═══ Task inputs ═══

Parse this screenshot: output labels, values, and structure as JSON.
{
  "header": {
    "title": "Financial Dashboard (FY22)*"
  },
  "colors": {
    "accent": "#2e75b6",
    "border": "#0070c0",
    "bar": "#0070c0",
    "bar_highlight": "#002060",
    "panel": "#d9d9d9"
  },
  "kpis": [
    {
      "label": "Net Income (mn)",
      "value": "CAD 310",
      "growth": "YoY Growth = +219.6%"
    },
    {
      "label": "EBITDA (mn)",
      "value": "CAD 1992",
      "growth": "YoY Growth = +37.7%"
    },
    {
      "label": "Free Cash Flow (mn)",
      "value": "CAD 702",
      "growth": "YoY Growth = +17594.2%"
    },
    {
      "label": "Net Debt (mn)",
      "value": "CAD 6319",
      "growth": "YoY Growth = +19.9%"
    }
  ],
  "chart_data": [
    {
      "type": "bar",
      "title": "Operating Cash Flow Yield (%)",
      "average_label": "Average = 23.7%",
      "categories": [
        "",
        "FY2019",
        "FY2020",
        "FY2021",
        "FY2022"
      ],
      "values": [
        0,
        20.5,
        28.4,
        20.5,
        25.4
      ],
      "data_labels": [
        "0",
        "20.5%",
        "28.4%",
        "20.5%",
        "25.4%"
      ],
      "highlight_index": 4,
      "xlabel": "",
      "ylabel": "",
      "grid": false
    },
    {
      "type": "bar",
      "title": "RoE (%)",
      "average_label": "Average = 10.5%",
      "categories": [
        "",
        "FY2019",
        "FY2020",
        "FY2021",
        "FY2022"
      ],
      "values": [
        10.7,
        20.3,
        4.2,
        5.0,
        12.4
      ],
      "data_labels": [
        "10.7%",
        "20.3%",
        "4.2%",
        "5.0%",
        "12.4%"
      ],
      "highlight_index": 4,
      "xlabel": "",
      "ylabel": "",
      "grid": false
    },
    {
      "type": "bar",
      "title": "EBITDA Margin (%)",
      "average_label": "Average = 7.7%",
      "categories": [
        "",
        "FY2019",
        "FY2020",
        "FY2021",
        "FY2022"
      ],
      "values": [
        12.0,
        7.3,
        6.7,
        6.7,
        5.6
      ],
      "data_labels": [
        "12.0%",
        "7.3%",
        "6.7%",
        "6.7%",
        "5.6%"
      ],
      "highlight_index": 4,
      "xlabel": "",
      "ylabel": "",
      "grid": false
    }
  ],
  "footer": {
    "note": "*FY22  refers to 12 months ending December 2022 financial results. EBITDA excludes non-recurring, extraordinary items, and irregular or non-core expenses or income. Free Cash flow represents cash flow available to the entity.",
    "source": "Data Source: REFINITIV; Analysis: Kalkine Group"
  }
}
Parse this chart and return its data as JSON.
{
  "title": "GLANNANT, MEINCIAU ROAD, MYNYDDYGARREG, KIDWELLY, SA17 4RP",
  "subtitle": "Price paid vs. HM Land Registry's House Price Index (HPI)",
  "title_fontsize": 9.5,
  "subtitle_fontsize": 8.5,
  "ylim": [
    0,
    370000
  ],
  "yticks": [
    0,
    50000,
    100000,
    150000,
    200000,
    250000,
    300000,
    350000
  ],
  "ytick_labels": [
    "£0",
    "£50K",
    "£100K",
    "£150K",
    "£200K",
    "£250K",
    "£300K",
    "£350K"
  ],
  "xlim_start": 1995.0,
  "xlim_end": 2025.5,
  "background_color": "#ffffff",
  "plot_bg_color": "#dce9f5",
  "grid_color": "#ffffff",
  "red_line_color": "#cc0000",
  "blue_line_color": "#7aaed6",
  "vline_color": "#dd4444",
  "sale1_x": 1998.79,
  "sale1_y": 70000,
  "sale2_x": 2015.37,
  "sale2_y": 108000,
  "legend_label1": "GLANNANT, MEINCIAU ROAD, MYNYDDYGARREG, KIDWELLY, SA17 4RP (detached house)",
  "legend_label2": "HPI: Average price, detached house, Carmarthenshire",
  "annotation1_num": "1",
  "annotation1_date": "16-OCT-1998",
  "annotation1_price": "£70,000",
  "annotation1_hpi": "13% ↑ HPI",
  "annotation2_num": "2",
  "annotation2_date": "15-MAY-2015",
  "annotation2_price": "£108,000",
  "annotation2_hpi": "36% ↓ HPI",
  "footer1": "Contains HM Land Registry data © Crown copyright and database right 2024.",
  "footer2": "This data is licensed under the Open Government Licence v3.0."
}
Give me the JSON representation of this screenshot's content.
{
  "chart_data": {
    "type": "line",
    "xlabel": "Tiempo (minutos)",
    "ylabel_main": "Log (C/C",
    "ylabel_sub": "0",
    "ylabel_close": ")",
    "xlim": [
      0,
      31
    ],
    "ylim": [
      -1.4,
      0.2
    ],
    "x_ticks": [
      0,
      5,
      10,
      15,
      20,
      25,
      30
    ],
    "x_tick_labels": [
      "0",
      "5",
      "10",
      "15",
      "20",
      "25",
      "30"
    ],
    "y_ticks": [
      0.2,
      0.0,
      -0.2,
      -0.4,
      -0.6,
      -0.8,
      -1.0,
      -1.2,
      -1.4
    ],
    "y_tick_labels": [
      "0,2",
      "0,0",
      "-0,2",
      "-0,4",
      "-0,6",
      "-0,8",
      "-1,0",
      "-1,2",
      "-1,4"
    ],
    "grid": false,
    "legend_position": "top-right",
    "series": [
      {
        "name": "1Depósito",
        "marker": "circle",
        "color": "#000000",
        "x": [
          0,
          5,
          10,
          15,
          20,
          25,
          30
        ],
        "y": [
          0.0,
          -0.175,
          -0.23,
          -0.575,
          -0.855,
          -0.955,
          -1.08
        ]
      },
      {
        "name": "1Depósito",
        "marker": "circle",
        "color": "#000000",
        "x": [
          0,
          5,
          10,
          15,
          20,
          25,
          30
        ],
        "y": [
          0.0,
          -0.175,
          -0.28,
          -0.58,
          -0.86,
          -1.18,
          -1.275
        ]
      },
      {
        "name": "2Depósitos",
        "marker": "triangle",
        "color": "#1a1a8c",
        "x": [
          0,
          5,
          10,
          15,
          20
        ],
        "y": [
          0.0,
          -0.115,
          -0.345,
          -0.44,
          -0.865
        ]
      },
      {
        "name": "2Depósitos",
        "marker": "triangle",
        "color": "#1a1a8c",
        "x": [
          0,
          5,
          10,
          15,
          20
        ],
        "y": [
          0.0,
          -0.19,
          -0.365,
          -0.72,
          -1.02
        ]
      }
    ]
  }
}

═══

Task directions:
Copy out each line of the listing that holds "GLANNANT".

Correct result:
  "title": "GLANNANT, MEINCIAU ROAD, MYNYDDYGARREG, KIDWELLY, SA17 4RP",
  "legend_label1": "GLANNANT, MEINCIAU ROAD, MYNYDDYGARREG, KIDWELLY, SA17 4RP (detached house)",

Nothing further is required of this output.